Excerpts from a figure dataset:

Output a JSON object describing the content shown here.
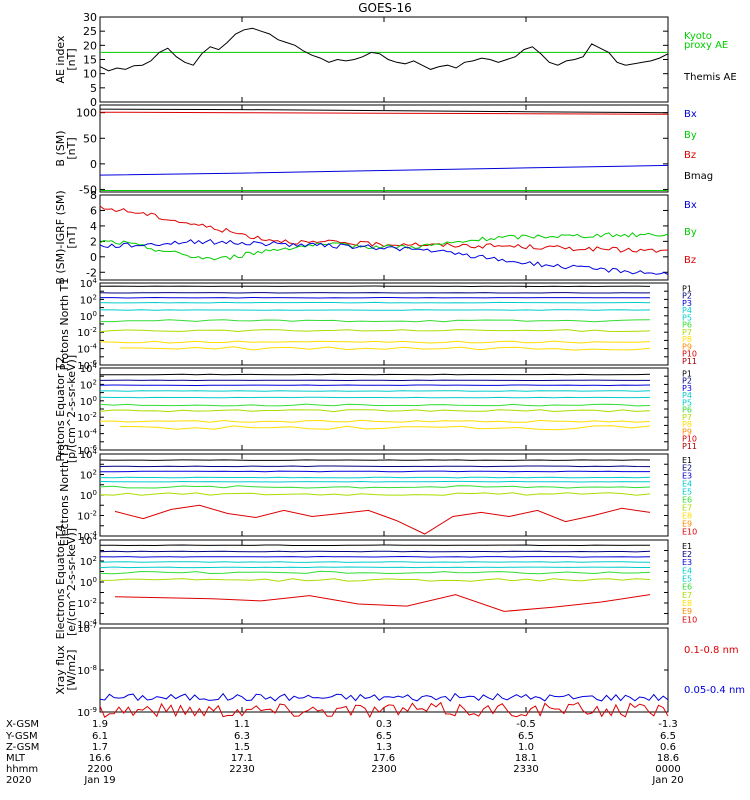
{
  "title": "GOES-16",
  "colors": {
    "black": "#000000",
    "blue": "#0000dd",
    "green": "#00cc00",
    "red": "#dd0000",
    "navy": "#000080",
    "cyan": "#00cccc",
    "lightgreen": "#33dd33",
    "yellowgreen": "#aadd00",
    "yellow": "#ffdd00",
    "orange": "#ff8800",
    "darkred": "#aa0000"
  },
  "chart_data": [
    {
      "type": "line",
      "id": "ae",
      "ylabel": "AE index [nT]",
      "ylim": [
        0,
        30
      ],
      "yticks": [
        "0",
        "5",
        "10",
        "15",
        "20",
        "25",
        "30"
      ],
      "legend": [
        {
          "label": "Kyoto",
          "color": "#00cc00"
        },
        {
          "label": "proxy AE",
          "color": "#00cc00"
        },
        {
          "label": "Themis AE",
          "color": "#000000"
        }
      ],
      "series": [
        {
          "name": "Kyoto",
          "color": "#00cc00",
          "values": [
            17.5,
            17.5
          ]
        },
        {
          "name": "Themis AE",
          "color": "#000000",
          "values": [
            12.5,
            11.0,
            12.0,
            11.5,
            12.8,
            13.0,
            14.5,
            17.5,
            19.0,
            16.0,
            14.0,
            13.0,
            17.0,
            19.5,
            18.5,
            21.0,
            24.0,
            25.5,
            26.0,
            25.0,
            24.0,
            22.0,
            21.0,
            20.0,
            18.0,
            16.5,
            15.5,
            14.0,
            15.0,
            14.5,
            15.0,
            16.0,
            17.5,
            17.0,
            15.0,
            14.0,
            13.5,
            14.5,
            13.0,
            11.5,
            12.5,
            13.0,
            12.0,
            14.0,
            14.5,
            15.5,
            15.0,
            14.0,
            15.0,
            16.0,
            18.5,
            19.5,
            17.0,
            14.0,
            13.0,
            14.5,
            15.0,
            16.0,
            20.5,
            19.0,
            17.5,
            14.0,
            13.0,
            13.5,
            14.0,
            14.5,
            15.5,
            17.0
          ]
        }
      ]
    },
    {
      "type": "line",
      "id": "bsm",
      "ylabel": "B (SM) [nT]",
      "ylim": [
        -55,
        115
      ],
      "yticks": [
        "-50",
        "0",
        "50",
        "100"
      ],
      "legend": [
        {
          "label": "Bx",
          "color": "#0000dd"
        },
        {
          "label": "By",
          "color": "#00cc00"
        },
        {
          "label": "Bz",
          "color": "#dd0000"
        },
        {
          "label": "Bmag",
          "color": "#000000"
        }
      ],
      "series": [
        {
          "name": "Bmag",
          "color": "#000000",
          "values": [
            107,
            106,
            104,
            102,
            100
          ]
        },
        {
          "name": "Bz",
          "color": "#dd0000",
          "values": [
            101,
            100,
            99,
            98,
            97
          ]
        },
        {
          "name": "Bx",
          "color": "#0000dd",
          "values": [
            -22,
            -18,
            -13,
            -8,
            -3
          ]
        },
        {
          "name": "By",
          "color": "#00cc00",
          "values": [
            -52,
            -52,
            -52,
            -52,
            -52
          ]
        }
      ]
    },
    {
      "type": "line",
      "id": "bdiff",
      "ylabel": "B (SM)-IGRF (SM) [nT]",
      "ylim": [
        -3,
        8
      ],
      "yticks": [
        "-2",
        "0",
        "2",
        "4",
        "6",
        "8"
      ],
      "legend": [
        {
          "label": "Bx",
          "color": "#0000dd"
        },
        {
          "label": "By",
          "color": "#00cc00"
        },
        {
          "label": "Bz",
          "color": "#dd0000"
        }
      ],
      "series": [
        {
          "name": "Bz",
          "color": "#dd0000",
          "values": [
            6.3,
            6.0,
            5.5,
            4.8,
            4.2,
            3.6,
            2.9,
            2.3,
            2.0,
            1.8,
            1.9,
            1.7,
            1.6,
            1.7,
            1.5,
            1.5,
            1.4,
            1.4,
            1.3,
            1.2,
            1.1,
            1.0,
            0.9,
            0.8,
            0.7
          ]
        },
        {
          "name": "By",
          "color": "#00cc00",
          "values": [
            2.0,
            1.8,
            1.2,
            0.6,
            0.0,
            -0.3,
            0.2,
            0.8,
            1.2,
            1.5,
            1.5,
            1.4,
            1.3,
            1.3,
            1.5,
            1.8,
            2.2,
            2.5,
            2.6,
            2.7,
            2.7,
            2.8,
            2.8,
            2.9,
            2.9
          ]
        },
        {
          "name": "Bx",
          "color": "#0000dd",
          "values": [
            1.4,
            1.5,
            1.6,
            1.8,
            2.0,
            1.9,
            1.8,
            1.7,
            1.6,
            1.5,
            1.4,
            1.3,
            1.2,
            1.0,
            0.8,
            0.4,
            0.0,
            -0.4,
            -0.8,
            -1.1,
            -1.4,
            -1.6,
            -1.8,
            -2.0,
            -2.2
          ]
        }
      ]
    },
    {
      "type": "line",
      "id": "protons_t1",
      "ylabel": "Protons North T1",
      "yscale": "log",
      "ylim_exp": [
        -6,
        4
      ],
      "ytick_exps": [
        -6,
        -4,
        -2,
        0,
        2,
        4
      ],
      "legend": [
        "P1",
        "P2",
        "P3",
        "P4",
        "P5",
        "P6",
        "P7",
        "P8",
        "P9",
        "P10",
        "P11"
      ],
      "legend_colors": [
        "#000000",
        "#000080",
        "#0000dd",
        "#00cccc",
        "#00cccc",
        "#33dd33",
        "#aadd00",
        "#ffdd00",
        "#ff8800",
        "#dd0000",
        "#aa0000"
      ],
      "levels": [
        3.6,
        2.8,
        2.2,
        1.6,
        0.7,
        -0.6,
        -1.8,
        -3.2
      ]
    },
    {
      "type": "line",
      "id": "protons_t2",
      "ylabel": "Protons Equator T2 [p/(cm^2-s-sr-keV)]",
      "yscale": "log",
      "ylim_exp": [
        -6,
        4
      ],
      "ytick_exps": [
        -6,
        -4,
        -2,
        0,
        2,
        4
      ],
      "legend": [
        "P1",
        "P2",
        "P3",
        "P4",
        "P5",
        "P6",
        "P7",
        "P8",
        "P9",
        "P10",
        "P11"
      ],
      "legend_colors": [
        "#000000",
        "#000080",
        "#0000dd",
        "#00cccc",
        "#00cccc",
        "#33dd33",
        "#aadd00",
        "#ffdd00",
        "#ff8800",
        "#dd0000",
        "#aa0000"
      ],
      "levels": [
        3.2,
        2.5,
        1.9,
        1.2,
        0.4,
        -0.5,
        -1.2,
        -2.5
      ]
    },
    {
      "type": "line",
      "id": "electrons_t3",
      "ylabel": "Electrons North T3",
      "yscale": "log",
      "ylim_exp": [
        -4,
        4
      ],
      "ytick_exps": [
        -4,
        -2,
        0,
        2,
        4
      ],
      "legend": [
        "E1",
        "E2",
        "E3",
        "E4",
        "E5",
        "E6",
        "E7",
        "E8",
        "E9",
        "E10"
      ],
      "legend_colors": [
        "#000000",
        "#000080",
        "#0000dd",
        "#00cccc",
        "#00cccc",
        "#33dd33",
        "#aadd00",
        "#ffdd00",
        "#ff8800",
        "#dd0000"
      ],
      "levels": [
        3.4,
        2.8,
        2.3,
        1.7,
        1.3,
        0.8,
        0.1
      ],
      "noisy": [
        -1.6,
        -2.3,
        -1.4,
        -1.0,
        -1.8,
        -2.2,
        -1.5,
        -2.1,
        -1.8,
        -1.5,
        -2.5,
        -3.8,
        -2.1,
        -1.7,
        -2.1,
        -1.5,
        -2.6,
        -2.0,
        -1.3,
        -1.7
      ]
    },
    {
      "type": "line",
      "id": "electrons_t4",
      "ylabel": "Electrons Equator T4 [e/(cm^2-s-sr-keV)]",
      "yscale": "log",
      "ylim_exp": [
        -4,
        4
      ],
      "ytick_exps": [
        -4,
        -2,
        0,
        2,
        4
      ],
      "legend": [
        "E1",
        "E2",
        "E3",
        "E4",
        "E5",
        "E6",
        "E7",
        "E8",
        "E9",
        "E10"
      ],
      "legend_colors": [
        "#000000",
        "#000080",
        "#0000dd",
        "#00cccc",
        "#00cccc",
        "#33dd33",
        "#aadd00",
        "#ffdd00",
        "#ff8800",
        "#dd0000"
      ],
      "levels": [
        3.5,
        2.9,
        2.4,
        1.9,
        1.4,
        0.9,
        0.2
      ],
      "noisy": [
        -1.4,
        -1.5,
        -1.6,
        -1.8,
        -1.3,
        -2.1,
        -2.3,
        -1.2,
        -2.8,
        -2.4,
        -1.9,
        -1.2
      ]
    },
    {
      "type": "line",
      "id": "xray",
      "ylabel": "Xray flux [W/m2]",
      "yscale": "log",
      "ylim_exp": [
        -9,
        -7
      ],
      "ytick_exps": [
        -9,
        -8,
        -7
      ],
      "legend": [
        {
          "label": "0.1-0.8 nm",
          "color": "#dd0000"
        },
        {
          "label": "0.05-0.4 nm",
          "color": "#0000dd"
        }
      ],
      "series": [
        {
          "name": "0.05-0.4 nm",
          "color": "#0000dd",
          "mean_exp": -8.65
        },
        {
          "name": "0.1-0.8 nm",
          "color": "#dd0000",
          "mean_exp": -8.95
        }
      ]
    }
  ],
  "time_axis": {
    "row_labels": [
      "X-GSM",
      "Y-GSM",
      "Z-GSM",
      "MLT",
      "hhmm",
      "2020"
    ],
    "columns": [
      {
        "values": [
          "1.9",
          "6.1",
          "1.7",
          "16.6",
          "2200",
          "Jan 19"
        ]
      },
      {
        "values": [
          "1.1",
          "6.3",
          "1.5",
          "17.1",
          "2230",
          ""
        ]
      },
      {
        "values": [
          "0.3",
          "6.5",
          "1.3",
          "17.6",
          "2300",
          ""
        ]
      },
      {
        "values": [
          "-0.5",
          "6.5",
          "1.0",
          "18.1",
          "2330",
          ""
        ]
      },
      {
        "values": [
          "-1.3",
          "6.5",
          "0.6",
          "18.6",
          "0000",
          "Jan 20"
        ]
      }
    ]
  }
}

Goal of the exercise: Show every line from the entries above in which the word "North" appears.

Problem solution:
      "ylabel": "Protons North T1",
      "ylabel": "Electrons North T3",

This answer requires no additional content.